| Given instruction |
You are to retype all of the data exactly as it appears.

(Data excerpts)

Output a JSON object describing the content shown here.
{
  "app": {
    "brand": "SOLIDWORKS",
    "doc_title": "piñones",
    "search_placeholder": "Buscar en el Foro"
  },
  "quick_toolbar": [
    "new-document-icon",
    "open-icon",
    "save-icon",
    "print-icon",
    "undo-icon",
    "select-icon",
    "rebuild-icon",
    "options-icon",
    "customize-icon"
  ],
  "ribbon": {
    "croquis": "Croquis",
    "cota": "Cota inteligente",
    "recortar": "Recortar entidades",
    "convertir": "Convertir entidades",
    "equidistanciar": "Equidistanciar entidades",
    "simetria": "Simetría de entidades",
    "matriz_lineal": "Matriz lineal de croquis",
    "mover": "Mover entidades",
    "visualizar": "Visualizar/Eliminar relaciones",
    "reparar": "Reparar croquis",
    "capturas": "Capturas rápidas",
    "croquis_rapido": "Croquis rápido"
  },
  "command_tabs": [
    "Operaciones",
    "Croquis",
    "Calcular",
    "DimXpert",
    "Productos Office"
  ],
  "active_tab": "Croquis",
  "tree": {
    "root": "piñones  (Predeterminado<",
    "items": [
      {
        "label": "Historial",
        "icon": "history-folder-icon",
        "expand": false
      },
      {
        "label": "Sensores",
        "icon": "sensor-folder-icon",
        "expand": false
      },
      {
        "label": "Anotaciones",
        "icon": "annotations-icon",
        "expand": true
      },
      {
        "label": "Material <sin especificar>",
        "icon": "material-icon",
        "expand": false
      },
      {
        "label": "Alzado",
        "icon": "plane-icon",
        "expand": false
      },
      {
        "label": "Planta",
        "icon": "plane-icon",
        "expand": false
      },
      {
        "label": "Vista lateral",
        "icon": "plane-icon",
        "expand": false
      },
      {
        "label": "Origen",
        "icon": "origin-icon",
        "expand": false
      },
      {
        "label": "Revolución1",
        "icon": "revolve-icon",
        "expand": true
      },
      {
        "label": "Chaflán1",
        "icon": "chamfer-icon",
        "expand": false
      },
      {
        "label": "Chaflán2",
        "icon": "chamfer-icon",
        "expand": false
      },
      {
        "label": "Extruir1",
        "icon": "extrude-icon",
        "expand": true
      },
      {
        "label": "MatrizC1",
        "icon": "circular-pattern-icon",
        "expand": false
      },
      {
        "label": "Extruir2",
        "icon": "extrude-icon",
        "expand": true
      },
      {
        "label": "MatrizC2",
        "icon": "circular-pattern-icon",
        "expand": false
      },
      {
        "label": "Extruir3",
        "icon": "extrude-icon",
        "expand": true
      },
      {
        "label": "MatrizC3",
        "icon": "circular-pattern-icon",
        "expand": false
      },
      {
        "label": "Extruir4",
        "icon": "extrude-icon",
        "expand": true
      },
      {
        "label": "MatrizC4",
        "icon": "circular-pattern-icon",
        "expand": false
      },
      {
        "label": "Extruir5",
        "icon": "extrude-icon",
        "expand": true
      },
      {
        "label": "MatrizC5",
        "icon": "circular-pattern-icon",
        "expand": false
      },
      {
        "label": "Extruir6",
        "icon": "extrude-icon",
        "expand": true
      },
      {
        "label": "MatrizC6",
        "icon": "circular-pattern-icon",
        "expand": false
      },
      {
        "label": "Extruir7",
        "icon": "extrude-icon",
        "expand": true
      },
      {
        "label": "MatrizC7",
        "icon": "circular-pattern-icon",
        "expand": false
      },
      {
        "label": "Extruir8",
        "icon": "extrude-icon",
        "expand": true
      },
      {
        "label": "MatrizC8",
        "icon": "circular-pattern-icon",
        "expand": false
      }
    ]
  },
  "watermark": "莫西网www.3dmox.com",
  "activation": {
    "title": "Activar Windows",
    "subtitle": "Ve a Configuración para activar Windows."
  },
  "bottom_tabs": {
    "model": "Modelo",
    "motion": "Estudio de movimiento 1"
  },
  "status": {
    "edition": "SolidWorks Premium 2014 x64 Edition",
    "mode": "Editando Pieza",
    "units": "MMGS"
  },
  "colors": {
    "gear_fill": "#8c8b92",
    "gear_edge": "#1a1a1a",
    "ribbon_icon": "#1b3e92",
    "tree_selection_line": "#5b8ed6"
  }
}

| Expected answer |
Output a JSON object describing the content shown here.
{
  "app": {
    "brand": "SOLIDWORKS",
    "doc_title": "piñones",
    "search_placeholder": "Buscar en el Foro"
  },
  "quick_toolbar": [
    "new-document-icon",
    "open-icon",
    "save-icon",
    "print-icon",
    "undo-icon",
    "select-icon",
    "rebuild-icon",
    "options-icon",
    "customize-icon"
  ],
  "ribbon": {
    "croquis": "Croquis",
    "cota": "Cota inteligente",
    "recortar": "Recortar entidades",
    "convertir": "Convertir entidades",
    "equidistanciar": "Equidistanciar entidades",
    "simetria": "Simetría de entidades",
    "matriz_lineal": "Matriz lineal de croquis",
    "mover": "Mover entidades",
    "visualizar": "Visualizar/Eliminar relaciones",
    "reparar": "Reparar croquis",
    "capturas": "Capturas rápidas",
    "croquis_rapido": "Croquis rápido"
  },
  "command_tabs": [
    "Operaciones",
    "Croquis",
    "Calcular",
    "DimXpert",
    "Productos Office"
  ],
  "active_tab": "Croquis",
  "tree": {
    "root": "piñones  (Predeterminado<",
    "items": [
      {
        "label": "Historial",
        "icon": "history-folder-icon",
        "expand": false
      },
      {
        "label": "Sensores",
        "icon": "sensor-folder-icon",
        "expand": false
      },
      {
        "label": "Anotaciones",
        "icon": "annotations-icon",
        "expand": true
      },
      {
        "label": "Material <sin especificar>",
        "icon": "material-icon",
        "expand": false
      },
      {
        "label": "Alzado",
        "icon": "plane-icon",
        "expand": false
      },
      {
        "label": "Planta",
        "icon": "plane-icon",
        "expand": false
      },
      {
        "label": "Vista lateral",
        "icon": "plane-icon",
        "expand": false
      },
      {
        "label": "Origen",
        "icon": "origin-icon",
        "expand": false
      },
      {
        "label": "Revolución1",
        "icon": "revolve-icon",
        "expand": true
      },
      {
        "label": "Chaflán1",
        "icon": "chamfer-icon",
        "expand": false
      },
      {
        "label": "Chaflán2",
        "icon": "chamfer-icon",
        "expand": false
      },
      {
        "label": "Extruir1",
        "icon": "extrude-icon",
        "expand": true
      },
      {
        "label": "MatrizC1",
        "icon": "circular-pattern-icon",
        "expand": false
      },
      {
        "label": "Extruir2",
        "icon": "extrude-icon",
        "expand": true
      },
      {
        "label": "MatrizC2",
        "icon": "circular-pattern-icon",
        "expand": false
      },
      {
        "label": "Extruir3",
        "icon": "extrude-icon",
        "expand": true
      },
      {
        "label": "MatrizC3",
        "icon": "circular-pattern-icon",
        "expand": false
      },
      {
        "label": "Extruir4",
        "icon": "extrude-icon",
        "expand": true
      },
      {
        "label": "MatrizC4",
        "icon": "circular-pattern-icon",
        "expand": false
      },
      {
        "label": "Extruir5",
        "icon": "extrude-icon",
        "expand": true
      },
      {
        "label": "MatrizC5",
        "icon": "circular-pattern-icon",
        "expand": false
      },
      {
        "label": "Extruir6",
        "icon": "extrude-icon",
        "expand": true
      },
      {
        "label": "MatrizC6",
        "icon": "circular-pattern-icon",
        "expand": false
      },
      {
        "label": "Extruir7",
        "icon": "extrude-icon",
        "expand": true
      },
      {
        "label": "MatrizC7",
        "icon": "circular-pattern-icon",
        "expand": false
      },
      {
        "label": "Extruir8",
        "icon": "extrude-icon",
        "expand": true
      },
      {
        "label": "MatrizC8",
        "icon": "circular-pattern-icon",
        "expand": false
      }
    ]
  },
  "watermark": "莫西网www.3dmox.com",
  "activation": {
    "title": "Activar Windows",
    "subtitle": "Ve a Configuración para activar Windows."
  },
  "bottom_tabs": {
    "model": "Modelo",
    "motion": "Estudio de movimiento 1"
  },
  "status": {
    "edition": "SolidWorks Premium 2014 x64 Edition",
    "mode": "Editando Pieza",
    "units": "MMGS"
  },
  "colors": {
    "gear_fill": "#8c8b92",
    "gear_edge": "#1a1a1a",
    "ribbon_icon": "#1b3e92",
    "tree_selection_line": "#5b8ed6"
  }
}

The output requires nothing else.